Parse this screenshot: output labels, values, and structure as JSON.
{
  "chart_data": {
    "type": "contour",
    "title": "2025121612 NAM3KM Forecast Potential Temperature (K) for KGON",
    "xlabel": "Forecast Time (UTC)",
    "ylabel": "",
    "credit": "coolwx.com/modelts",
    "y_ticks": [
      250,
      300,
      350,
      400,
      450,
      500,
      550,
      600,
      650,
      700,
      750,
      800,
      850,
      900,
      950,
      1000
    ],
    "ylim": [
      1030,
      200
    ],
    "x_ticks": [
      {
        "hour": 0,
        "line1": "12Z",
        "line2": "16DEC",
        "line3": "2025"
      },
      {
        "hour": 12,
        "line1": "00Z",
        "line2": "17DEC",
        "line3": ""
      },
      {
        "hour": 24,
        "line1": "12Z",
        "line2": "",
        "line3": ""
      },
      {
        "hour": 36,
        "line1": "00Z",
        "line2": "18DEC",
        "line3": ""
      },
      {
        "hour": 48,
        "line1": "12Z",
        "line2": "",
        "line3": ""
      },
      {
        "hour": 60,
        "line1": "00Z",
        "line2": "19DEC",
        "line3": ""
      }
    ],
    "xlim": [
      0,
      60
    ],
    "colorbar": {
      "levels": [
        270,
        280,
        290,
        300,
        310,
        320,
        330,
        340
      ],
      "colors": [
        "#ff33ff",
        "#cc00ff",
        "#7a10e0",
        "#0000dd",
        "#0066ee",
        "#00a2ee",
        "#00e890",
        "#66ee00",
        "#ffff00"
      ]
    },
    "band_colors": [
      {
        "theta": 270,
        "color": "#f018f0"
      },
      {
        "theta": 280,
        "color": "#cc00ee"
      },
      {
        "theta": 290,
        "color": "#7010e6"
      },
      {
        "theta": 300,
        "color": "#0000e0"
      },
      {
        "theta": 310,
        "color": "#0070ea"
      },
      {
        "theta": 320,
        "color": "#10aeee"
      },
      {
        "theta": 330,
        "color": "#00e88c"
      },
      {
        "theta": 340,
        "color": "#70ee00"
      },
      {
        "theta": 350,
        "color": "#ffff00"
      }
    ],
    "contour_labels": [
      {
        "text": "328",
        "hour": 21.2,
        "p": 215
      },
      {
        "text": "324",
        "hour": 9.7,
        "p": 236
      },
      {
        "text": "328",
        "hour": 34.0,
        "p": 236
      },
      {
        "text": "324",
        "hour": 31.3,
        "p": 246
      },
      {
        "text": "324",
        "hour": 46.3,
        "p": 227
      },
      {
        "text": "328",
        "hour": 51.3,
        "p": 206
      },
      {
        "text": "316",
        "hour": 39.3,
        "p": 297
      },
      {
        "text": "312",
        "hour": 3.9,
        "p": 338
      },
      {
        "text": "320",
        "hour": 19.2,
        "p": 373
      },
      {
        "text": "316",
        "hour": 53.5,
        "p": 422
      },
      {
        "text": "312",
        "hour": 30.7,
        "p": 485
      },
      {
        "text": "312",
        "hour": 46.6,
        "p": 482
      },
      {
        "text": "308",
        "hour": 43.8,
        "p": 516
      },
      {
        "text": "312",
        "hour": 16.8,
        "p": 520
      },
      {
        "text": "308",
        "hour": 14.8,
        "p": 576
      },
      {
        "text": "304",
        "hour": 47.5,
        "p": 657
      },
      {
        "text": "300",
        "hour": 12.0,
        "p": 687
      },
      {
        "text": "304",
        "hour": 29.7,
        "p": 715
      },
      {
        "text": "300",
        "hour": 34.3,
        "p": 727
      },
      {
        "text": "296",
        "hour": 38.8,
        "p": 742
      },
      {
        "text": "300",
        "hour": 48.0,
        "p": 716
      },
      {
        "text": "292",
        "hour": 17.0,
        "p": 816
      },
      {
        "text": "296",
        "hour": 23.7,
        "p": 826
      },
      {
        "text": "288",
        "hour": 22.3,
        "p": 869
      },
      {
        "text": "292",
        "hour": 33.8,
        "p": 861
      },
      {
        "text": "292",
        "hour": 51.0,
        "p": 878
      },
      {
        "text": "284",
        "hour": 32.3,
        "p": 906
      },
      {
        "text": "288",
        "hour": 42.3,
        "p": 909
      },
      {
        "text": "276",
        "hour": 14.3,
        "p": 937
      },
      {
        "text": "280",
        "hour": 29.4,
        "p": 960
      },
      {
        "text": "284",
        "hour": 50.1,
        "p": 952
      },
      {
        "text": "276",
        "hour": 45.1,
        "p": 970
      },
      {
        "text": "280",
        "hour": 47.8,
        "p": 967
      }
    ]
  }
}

Direction:
Output every line above without altering anything.

Solution to this exercise:
Parse this screenshot: output labels, values, and structure as JSON.
{
  "chart_data": {
    "type": "contour",
    "title": "2025121612 NAM3KM Forecast Potential Temperature (K) for KGON",
    "xlabel": "Forecast Time (UTC)",
    "ylabel": "",
    "credit": "coolwx.com/modelts",
    "y_ticks": [
      250,
      300,
      350,
      400,
      450,
      500,
      550,
      600,
      650,
      700,
      750,
      800,
      850,
      900,
      950,
      1000
    ],
    "ylim": [
      1030,
      200
    ],
    "x_ticks": [
      {
        "hour": 0,
        "line1": "12Z",
        "line2": "16DEC",
        "line3": "2025"
      },
      {
        "hour": 12,
        "line1": "00Z",
        "line2": "17DEC",
        "line3": ""
      },
      {
        "hour": 24,
        "line1": "12Z",
        "line2": "",
        "line3": ""
      },
      {
        "hour": 36,
        "line1": "00Z",
        "line2": "18DEC",
        "line3": ""
      },
      {
        "hour": 48,
        "line1": "12Z",
        "line2": "",
        "line3": ""
      },
      {
        "hour": 60,
        "line1": "00Z",
        "line2": "19DEC",
        "line3": ""
      }
    ],
    "xlim": [
      0,
      60
    ],
    "colorbar": {
      "levels": [
        270,
        280,
        290,
        300,
        310,
        320,
        330,
        340
      ],
      "colors": [
        "#ff33ff",
        "#cc00ff",
        "#7a10e0",
        "#0000dd",
        "#0066ee",
        "#00a2ee",
        "#00e890",
        "#66ee00",
        "#ffff00"
      ]
    },
    "band_colors": [
      {
        "theta": 270,
        "color": "#f018f0"
      },
      {
        "theta": 280,
        "color": "#cc00ee"
      },
      {
        "theta": 290,
        "color": "#7010e6"
      },
      {
        "theta": 300,
        "color": "#0000e0"
      },
      {
        "theta": 310,
        "color": "#0070ea"
      },
      {
        "theta": 320,
        "color": "#10aeee"
      },
      {
        "theta": 330,
        "color": "#00e88c"
      },
      {
        "theta": 340,
        "color": "#70ee00"
      },
      {
        "theta": 350,
        "color": "#ffff00"
      }
    ],
    "contour_labels": [
      {
        "text": "328",
        "hour": 21.2,
        "p": 215
      },
      {
        "text": "324",
        "hour": 9.7,
        "p": 236
      },
      {
        "text": "328",
        "hour": 34.0,
        "p": 236
      },
      {
        "text": "324",
        "hour": 31.3,
        "p": 246
      },
      {
        "text": "324",
        "hour": 46.3,
        "p": 227
      },
      {
        "text": "328",
        "hour": 51.3,
        "p": 206
      },
      {
        "text": "316",
        "hour": 39.3,
        "p": 297
      },
      {
        "text": "312",
        "hour": 3.9,
        "p": 338
      },
      {
        "text": "320",
        "hour": 19.2,
        "p": 373
      },
      {
        "text": "316",
        "hour": 53.5,
        "p": 422
      },
      {
        "text": "312",
        "hour": 30.7,
        "p": 485
      },
      {
        "text": "312",
        "hour": 46.6,
        "p": 482
      },
      {
        "text": "308",
        "hour": 43.8,
        "p": 516
      },
      {
        "text": "312",
        "hour": 16.8,
        "p": 520
      },
      {
        "text": "308",
        "hour": 14.8,
        "p": 576
      },
      {
        "text": "304",
        "hour": 47.5,
        "p": 657
      },
      {
        "text": "300",
        "hour": 12.0,
        "p": 687
      },
      {
        "text": "304",
        "hour": 29.7,
        "p": 715
      },
      {
        "text": "300",
        "hour": 34.3,
        "p": 727
      },
      {
        "text": "296",
        "hour": 38.8,
        "p": 742
      },
      {
        "text": "300",
        "hour": 48.0,
        "p": 716
      },
      {
        "text": "292",
        "hour": 17.0,
        "p": 816
      },
      {
        "text": "296",
        "hour": 23.7,
        "p": 826
      },
      {
        "text": "288",
        "hour": 22.3,
        "p": 869
      },
      {
        "text": "292",
        "hour": 33.8,
        "p": 861
      },
      {
        "text": "292",
        "hour": 51.0,
        "p": 878
      },
      {
        "text": "284",
        "hour": 32.3,
        "p": 906
      },
      {
        "text": "288",
        "hour": 42.3,
        "p": 909
      },
      {
        "text": "276",
        "hour": 14.3,
        "p": 937
      },
      {
        "text": "280",
        "hour": 29.4,
        "p": 960
      },
      {
        "text": "284",
        "hour": 50.1,
        "p": 952
      },
      {
        "text": "276",
        "hour": 45.1,
        "p": 970
      },
      {
        "text": "280",
        "hour": 47.8,
        "p": 967
      }
    ]
  }
}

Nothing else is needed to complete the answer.